Task objective: Using the listing below, report all lines holding the word "NITK".

──────── Data to use ────────

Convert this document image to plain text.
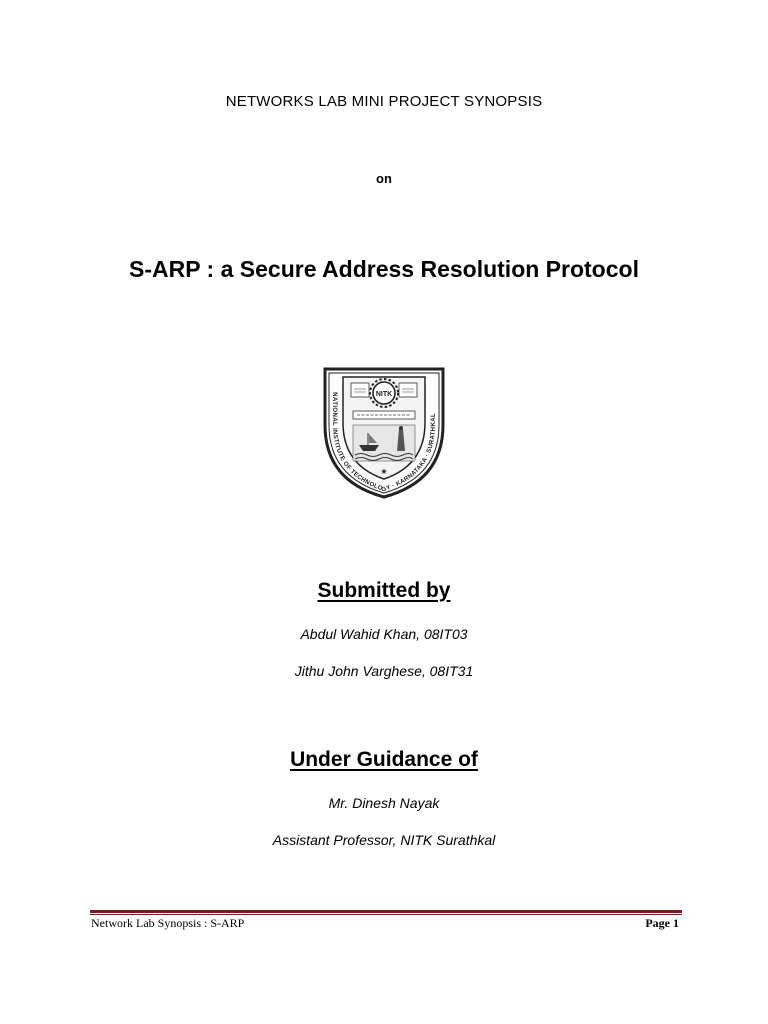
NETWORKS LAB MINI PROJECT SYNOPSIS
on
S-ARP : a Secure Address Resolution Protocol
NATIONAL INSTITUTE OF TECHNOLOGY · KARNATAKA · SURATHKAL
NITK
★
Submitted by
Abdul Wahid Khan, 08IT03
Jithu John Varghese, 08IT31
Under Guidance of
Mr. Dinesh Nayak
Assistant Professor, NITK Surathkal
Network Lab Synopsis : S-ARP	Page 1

────────
──────── Data to use ────────

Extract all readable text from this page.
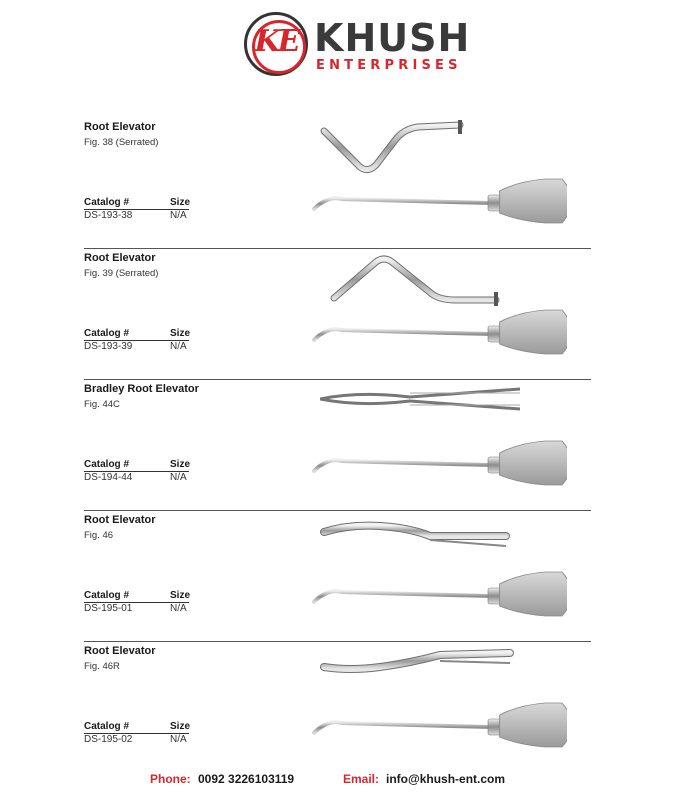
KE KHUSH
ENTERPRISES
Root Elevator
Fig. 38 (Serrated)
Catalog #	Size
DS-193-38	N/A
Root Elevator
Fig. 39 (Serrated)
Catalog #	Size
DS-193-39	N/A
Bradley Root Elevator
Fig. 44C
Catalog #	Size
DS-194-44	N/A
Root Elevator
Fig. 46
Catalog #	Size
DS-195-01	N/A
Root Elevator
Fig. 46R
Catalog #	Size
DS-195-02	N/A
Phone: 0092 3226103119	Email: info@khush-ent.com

────────

Exercise output:
NITK
Assistant Professor, NITK Surathkal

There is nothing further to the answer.